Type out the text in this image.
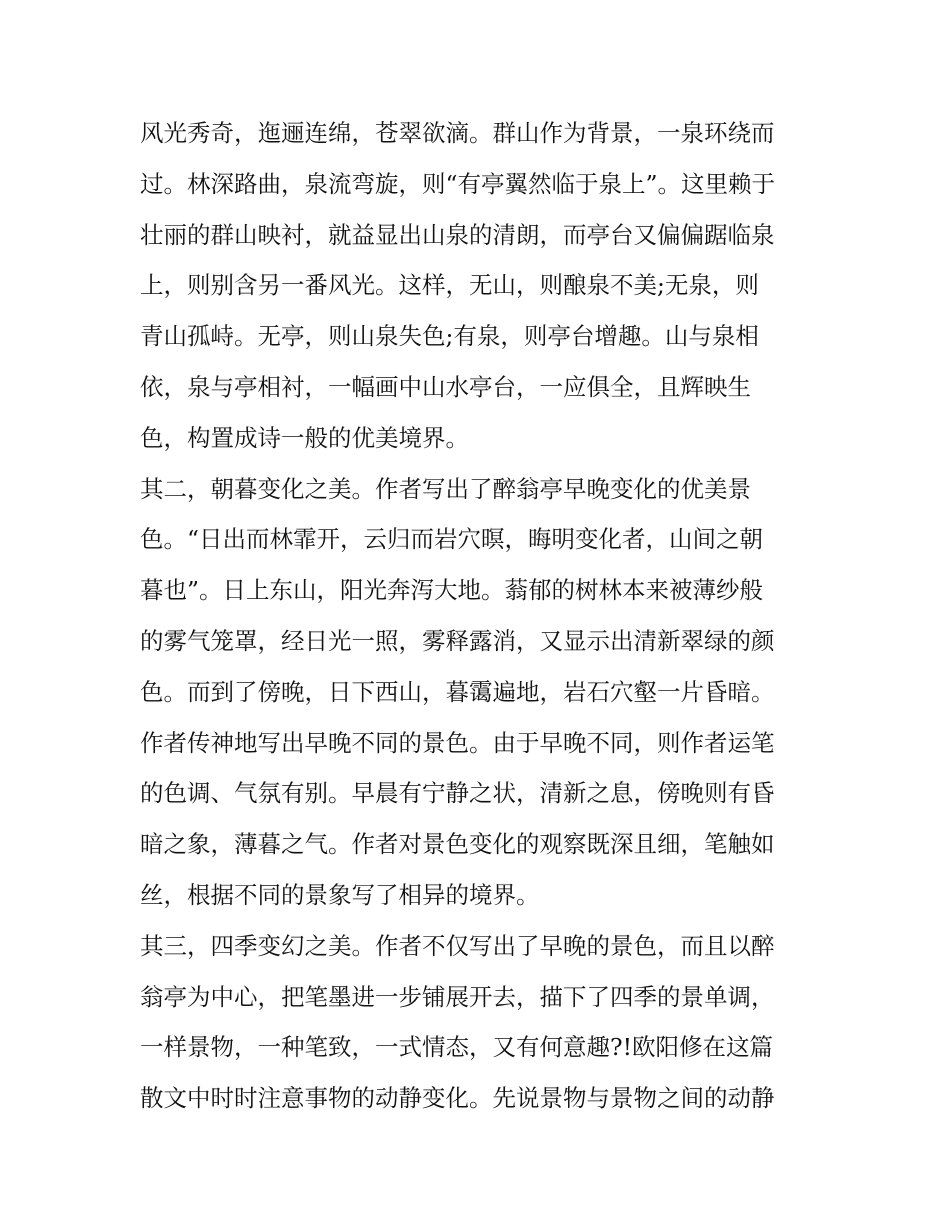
风光秀奇，迤逦连绵，苍翠欲滴。群山作为背景，一泉环绕而
过。林深路曲，泉流弯旋，则“有亭翼然临于泉上”。这里赖于
壮丽的群山映衬，就益显出山泉的清朗，而亭台又偏偏踞临泉
上，则别含另一番风光。这样，无山，则酿泉不美;无泉，则
青山孤峙。无亭，则山泉失色;有泉，则亭台增趣。山与泉相
依，泉与亭相衬，一幅画中山水亭台，一应俱全，且辉映生
色，构置成诗一般的优美境界。
其二，朝暮变化之美。作者写出了醉翁亭早晚变化的优美景
色。“日出而林霏开，云归而岩穴暝，晦明变化者，山间之朝
暮也”。日上东山，阳光奔泻大地。蓊郁的树林本来被薄纱般
的雾气笼罩，经日光一照，雾释露消，又显示出清新翠绿的颜
色。而到了傍晚，日下西山，暮霭遍地，岩石穴壑一片昏暗。
作者传神地写出早晚不同的景色。由于早晚不同，则作者运笔
的色调、气氛有别。早晨有宁静之状，清新之息，傍晚则有昏
暗之象，薄暮之气。作者对景色变化的观察既深且细，笔触如
丝，根据不同的景象写了相异的境界。
其三，四季变幻之美。作者不仅写出了早晚的景色，而且以醉
翁亭为中心，把笔墨进一步铺展开去，描下了四季的景单调，
一样景物，一种笔致，一式情态，又有何意趣?!欧阳修在这篇
散文中时时注意事物的动静变化。先说景物与景物之间的动静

Given problem –
Leave out all images, then reproduce the entries above exactly.

Solution for this task –
Type out the text in this image.
风光秀奇，迤逦连绵，苍翠欲滴。群山作为背景，一泉环绕而
过。林深路曲，泉流弯旋，则“有亭翼然临于泉上”。这里赖于
壮丽的群山映衬，就益显出山泉的清朗，而亭台又偏偏踞临泉
上，则别含另一番风光。这样，无山，则酿泉不美;无泉，则
青山孤峙。无亭，则山泉失色;有泉，则亭台增趣。山与泉相
依，泉与亭相衬，一幅画中山水亭台，一应俱全，且辉映生
色，构置成诗一般的优美境界。
其二，朝暮变化之美。作者写出了醉翁亭早晚变化的优美景
色。“日出而林霏开，云归而岩穴暝，晦明变化者，山间之朝
暮也”。日上东山，阳光奔泻大地。蓊郁的树林本来被薄纱般
的雾气笼罩，经日光一照，雾释露消，又显示出清新翠绿的颜
色。而到了傍晚，日下西山，暮霭遍地，岩石穴壑一片昏暗。
作者传神地写出早晚不同的景色。由于早晚不同，则作者运笔
的色调、气氛有别。早晨有宁静之状，清新之息，傍晚则有昏
暗之象，薄暮之气。作者对景色变化的观察既深且细，笔触如
丝，根据不同的景象写了相异的境界。
其三，四季变幻之美。作者不仅写出了早晚的景色，而且以醉
翁亭为中心，把笔墨进一步铺展开去，描下了四季的景单调，
一样景物，一种笔致，一式情态，又有何意趣?!欧阳修在这篇
散文中时时注意事物的动静变化。先说景物与景物之间的动静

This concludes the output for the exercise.